==== Selection ====

The Many Moves of Edwin Jackson: Baseball's ultimate chess piece journeys toward history

The Many Moves of Edwin Jackson: Baseball's ultimate chess piece journeys toward history
The Many Moves of Edwin Jackson: Baseball's ultimate chess piece journeys toward history, For the third time in the past week, ever since his baseball career landed at its latest—and geographically northernmost—outpost, Edwin Jackson was just encouraged to write a book. Apparently the idea is already taking hold. “I might need to get started,” he says. “As much as I’ve been through, I could’ve had a nice little journal right now. I could’ve had an editor already working. Or maybe I’ll take a month of just talking into a recorder—a story about every team.”
At first Jackson suggests the working title, Life of a Rolling Stone, but quickly concludes that Mick and Keith and the band would object on the grounds of copyright infringement. So he pauses to think. It’s a drizzly afternoon in late June, several hours before the Syracuse Chiefs, the Triple A affiliate of the Washington Nationals, host the Scranton/Wilkes-Barre Railriders. As Jackson lounges in the home dugout at NBT Bank Stadium, wearing some slick camouflage leggings and a flat-brimmed cap that seems to hover above his hair, fellow Chiefs pitchers trickle onto the field for pregame stretches. At 33, Jackson is the second oldest of the group. He has also thrown more major-league innings than the rest combined.
The Life of a Chess Piece,” he finally says. “There you go. Because that’s what we are.”
And no active player has hopscotched around the board more often than Jackson. “LA to Tampa Bay to Detroit to Arizona to Chicago, from Chicago to St. Louis, then to D.C.,” he says, no sweat. “D.C. to Chicago--this time for the Cubs--to Atlanta, to San Diego, to Miami, to Baltimore…”

==== Information provided ====

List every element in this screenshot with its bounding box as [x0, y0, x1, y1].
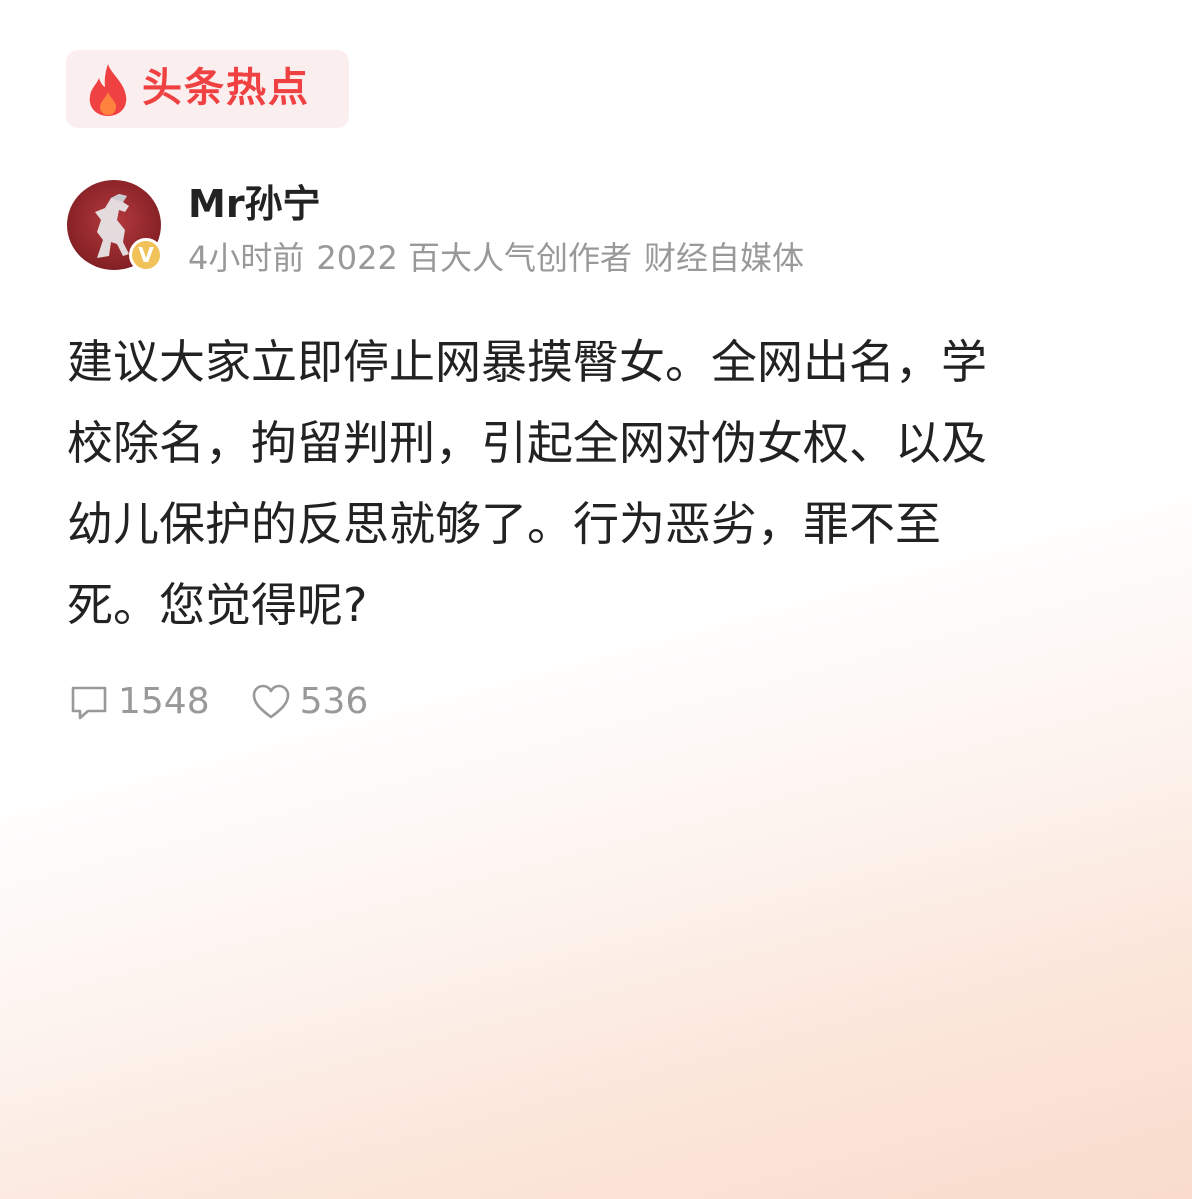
- post-time: 4小时前: [188, 239, 305, 277]
- avatar[interactable]: V: [67, 180, 163, 272]
- post-line: 死。您觉得呢?: [67, 578, 368, 632]
- flame-icon: [89, 64, 127, 116]
- heart-icon: [252, 684, 289, 719]
- author-tag: 2022 百大人气创作者: [316, 239, 632, 277]
- like-count: 536: [299, 681, 369, 722]
- post-meta: 4小时前 2022 百大人气创作者 财经自媒体: [188, 236, 804, 280]
- author-name[interactable]: Mr孙宁: [188, 180, 321, 228]
- hot-topic-badge[interactable]: 头条热点: [66, 50, 349, 128]
- post-line: 幼儿保护的反思就够了。行为恶劣，罪不至: [67, 497, 941, 551]
- comment-button[interactable]: 1548: [68, 680, 210, 724]
- author-category: 财经自媒体: [644, 239, 805, 277]
- post-line: 校除名，拘留判刑，引起全网对伪女权、以及: [67, 416, 987, 470]
- badge-label: 头条热点: [142, 65, 310, 111]
- verified-icon: V: [129, 238, 163, 272]
- post-actions: 1548 536: [68, 680, 408, 724]
- post-body: 建议大家立即停止网暴摸臀女。全网出名，学 校除名，拘留判刑，引起全网对伪女权、以…: [67, 322, 1107, 646]
- post-line: 建议大家立即停止网暴摸臀女。全网出名，学: [67, 335, 987, 389]
- comment-icon: [71, 686, 107, 720]
- comment-count: 1548: [118, 681, 210, 722]
- like-button[interactable]: 536: [250, 680, 369, 724]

====

Prompt 1. According to the Edwin Jackson article, the Syracuse Chiefs are the Triple A affiliate of which major-league club?
Prompt 2. Resume the Edwin Jackson article from where it stops.
The records have nothing to do with the Edwin Jackson article.

Expected output 1. The Washington Nationals.

Expected output 2.
On June 7, the righthander entered from the Orioles’ bullpen and began the seventh inning with a 92 mph two-seamer against Pirates outfielder Gregory Polanco. At that moment, Jackson reached history’s doorstep: By appearing for his 12th different MLB club, he officially moved one shy of matching former pitcher Octavio Dotel’s all-time record. In 15 years, Jackson has dressed for eight franchises in the National League and four in the American League, spanning five of MLB’s six divisions. Among active players, pitchers Bartolo Colon, Jason Grilli and Chad Qualls come closest . . . at nine apiece. Add up all of Jackson’s teammates and you get enough bodies to staff 27 different 25-man rosters, with three to spare.
“Sometimes you’re just a pawn, man,” he says. “I’ve been traded after bad years. I’ve been traded after a 14-win season. Sometimes it doesn’t even matter what you do.” Other times Jackson has felt like the king. On his 20th birthday, Sept. 9, 2003, he debuted for the Dodgers and beat Randy Johnson in Arizona. As a Ray in 2008 he led the team with 14 wins as it stunned baseball by reaching the World Series. As a Tiger he made the 2009 All-Star Game, where he efficiently recorded three outs on four pitches to help the AL to a 4-3 win. The next year he tossed a no-hitter for the Diamondbacks against the Rays in which he threw 149 pitches, still the highest single-game total by a pitcher in the past 14 years. (“All that means is I really stacked the deck against myself.”) In 2011 he he won the World Series as a Cardinals—fittingly enough with Dotel as a teammate.
“Hey, you can be everything,” he says. “A pawn, a king, a knight.” Two spaces up and one over, able to move forward, backward, left, right—certainly the knight is valuable. Six days after his Orioles debut, Jackson was designated for assignment and released. According to his agent, Omar Bradford, Jackson fielded opportunities to match Dotel’s career mark. Instead, he broke new personal ground by returning to an organization for the first time, signing a minor-league deal with the Nats. “First repeat offender,” he says, smiling wide.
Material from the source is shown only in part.